### Document section
════════════════

Compiled from the awesome answers by others in this thread and additional info from the internet I assembled a command that fits my needs and perfectly replicates my apt history:

ls /var/log/apt/history.log* | sort --version-sort | xargs -d '\n' zgrep -B 1 'Commandline: apt'

So, first of all, it outputs history in chronological order, e.g.

/var/log/apt/history.log.1
/var/log/apt/history.log.2
...
/var/log/apt/history.log.10

You can add --reverse param to the sort to sort files in reverse order. That way you'll have oldest commands on the top of the list. Plus it has date of the command.

Kudos to @s1037989 and @iruvar

1

As Li Lo said, apt-mark showauto should get you a fat list of things automatically installed.

Now to show the things that are installed manually, it turns out there's a lovely simple search modifier for aptitude. But you don't want to to do that. You want to write a huge bash command that does some rocket science.

Note: This is more an illustration of how cool you'll look busting out massive bash commands to all your friends.

comm -3  <(dpkg-query --show -f '${Package} ${Status}\n' | \n
grep "install ok installed" | cut --delimiter=' ' -f 1) <(apt-mark showauto)

I broke it onto two lines for readability. What does this do?

  • First we query dpkg for a list of packages that are installed.
  • We filter those for the ones that are actually installed (not just residual config)
  • We chop off the status
  • We compare that list with the automated list from apt-mark
  • We rock out because we can.

════════════════

### Materials provided
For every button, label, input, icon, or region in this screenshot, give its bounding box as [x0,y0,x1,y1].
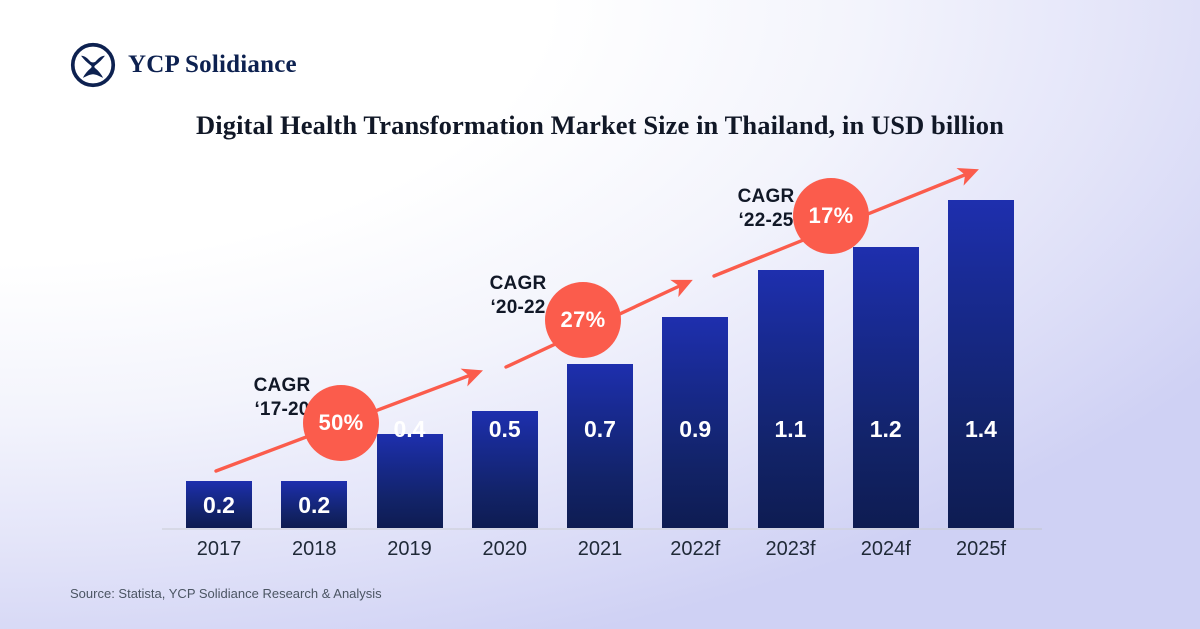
bar-value-label: 0.2 [281,492,347,519]
bar-2023f: 1.1 [758,270,824,528]
bar-2025f: 1.4 [948,200,1014,528]
bar-2018: 0.2 [281,481,347,528]
x-label-2022f: 2022f [662,532,728,566]
bar-value-label: 0.2 [186,492,252,519]
cagr-bubble-1: 50% [303,385,379,461]
bar-column: 0.4 [377,165,443,528]
x-label-2018: 2018 [281,532,347,566]
slide-canvas: YCP Solidiance Digital Health Transforma… [0,0,1200,629]
bar-value-label: 0.9 [662,416,728,443]
page-title: Digital Health Transformation Market Siz… [0,110,1200,141]
x-label-2017: 2017 [186,532,252,566]
bar-2019: 0.4 [377,434,443,528]
x-label-2019: 2019 [377,532,443,566]
bar-2020: 0.5 [472,411,538,528]
bar-2022f: 0.9 [662,317,728,528]
bar-column: 0.2 [281,165,347,528]
bar-value-label: 1.2 [853,416,919,443]
bar-column: 0.5 [472,165,538,528]
x-label-2024f: 2024f [853,532,919,566]
x-label-2020: 2020 [472,532,538,566]
cagr-label-2-line1: CAGR [470,272,566,296]
bar-value-label: 0.4 [377,416,443,443]
bar-value-label: 1.4 [948,416,1014,443]
bar-2017: 0.2 [186,481,252,528]
brand-name: YCP Solidiance [128,51,297,79]
brand-logo: YCP Solidiance [70,42,297,88]
x-axis-labels: 201720182019202020212022f2023f2024f2025f [170,532,1030,566]
source-note: Source: Statista, YCP Solidiance Researc… [70,586,382,601]
ycp-circle-y-icon [70,42,116,88]
x-label-2023f: 2023f [758,532,824,566]
bar-value-label: 0.7 [567,416,633,443]
bar-column: 1.4 [948,165,1014,528]
bar-2021: 0.7 [567,364,633,528]
bar-value-label: 1.1 [758,416,824,443]
cagr-bubble-3: 17% [793,178,869,254]
x-label-2021: 2021 [567,532,633,566]
x-label-2025f: 2025f [948,532,1014,566]
bar-2024f: 1.2 [853,247,919,528]
bar-value-label: 0.5 [472,416,538,443]
cagr-bubble-2: 27% [545,282,621,358]
bar-column: 0.2 [186,165,252,528]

════════════════

### Work to do
**A)** How would the sentence "I broke it onto two lines for readability." from the apt history text read in Spanish?
**B)** Could you rewrite, as a numbered list, everything in the rows from the line containing "bar-value-label: 0.2 [281,492,347,519]" down to the line containing "x-label-2018: 2018 [281,532,347,566]"?
This text and the rows have nothing to do with each other.

### The replies
**A)** Lo dividí en dos líneas para facilitar la lectura.

**B)**
1. bar-value-label: 0.2 [281,492,347,519]
2. bar-2023f: 1.1 [758,270,824,528]
3. bar-2025f: 1.4 [948,200,1014,528]
4. bar-2018: 0.2 [281,481,347,528]
5. x-label-2022f: 2022f [662,532,728,566]
6. bar-value-label: 0.2 [186,492,252,519]
7. cagr-bubble-1: 50% [303,385,379,461]
8. bar-column: 0.4 [377,165,443,528]
9. x-label-2018: 2018 [281,532,347,566]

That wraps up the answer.